- _Written task_: Could you switch "interactable" to "clickable" in the lines below, beginning at the line that has "answer-tile-2[interactable]: 1110 [322, 174, 640, 446]" and stopping after the line that has "answer-tile-1[interactable]: 1100 [0, 174, 306, 446]"? Give back only those lines, with nothing else changed.
--- start Supplied information ---
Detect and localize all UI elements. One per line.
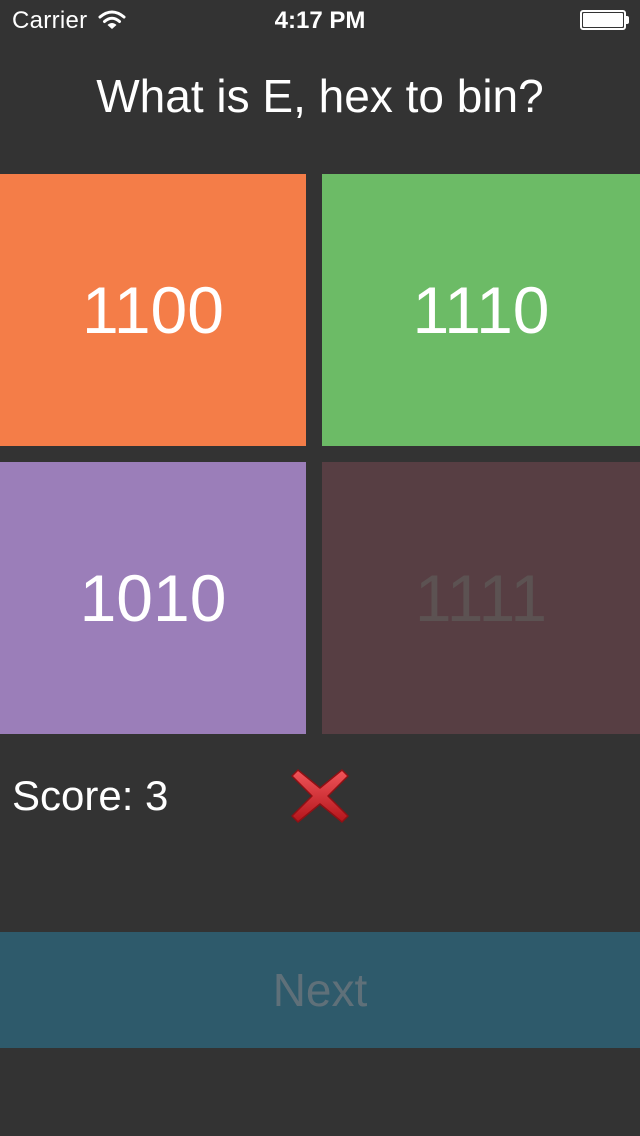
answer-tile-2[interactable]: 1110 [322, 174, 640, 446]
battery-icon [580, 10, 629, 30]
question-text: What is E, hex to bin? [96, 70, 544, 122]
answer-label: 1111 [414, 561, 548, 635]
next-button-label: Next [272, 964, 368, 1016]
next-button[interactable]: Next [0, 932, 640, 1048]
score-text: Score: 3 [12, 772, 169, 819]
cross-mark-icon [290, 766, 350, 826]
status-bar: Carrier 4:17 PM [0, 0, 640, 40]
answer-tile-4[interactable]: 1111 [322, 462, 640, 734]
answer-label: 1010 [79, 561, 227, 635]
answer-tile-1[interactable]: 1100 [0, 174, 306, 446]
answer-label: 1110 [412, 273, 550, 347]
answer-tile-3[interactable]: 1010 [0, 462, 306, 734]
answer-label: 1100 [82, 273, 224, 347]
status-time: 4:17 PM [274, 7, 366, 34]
--- end Supplied information ---
- _Result_:
answer-tile-2[clickable]: 1110 [322, 174, 640, 446]
battery-icon [580, 10, 629, 30]
question-text: What is E, hex to bin? [96, 70, 544, 122]
answer-label: 1111 [414, 561, 548, 635]
next-button-label: Next [272, 964, 368, 1016]
next-button[clickable]: Next [0, 932, 640, 1048]
score-text: Score: 3 [12, 772, 169, 819]
cross-mark-icon [290, 766, 350, 826]
status-bar: Carrier 4:17 PM [0, 0, 640, 40]
answer-tile-4[clickable]: 1111 [322, 462, 640, 734]
answer-label: 1010 [79, 561, 227, 635]
answer-tile-1[clickable]: 1100 [0, 174, 306, 446]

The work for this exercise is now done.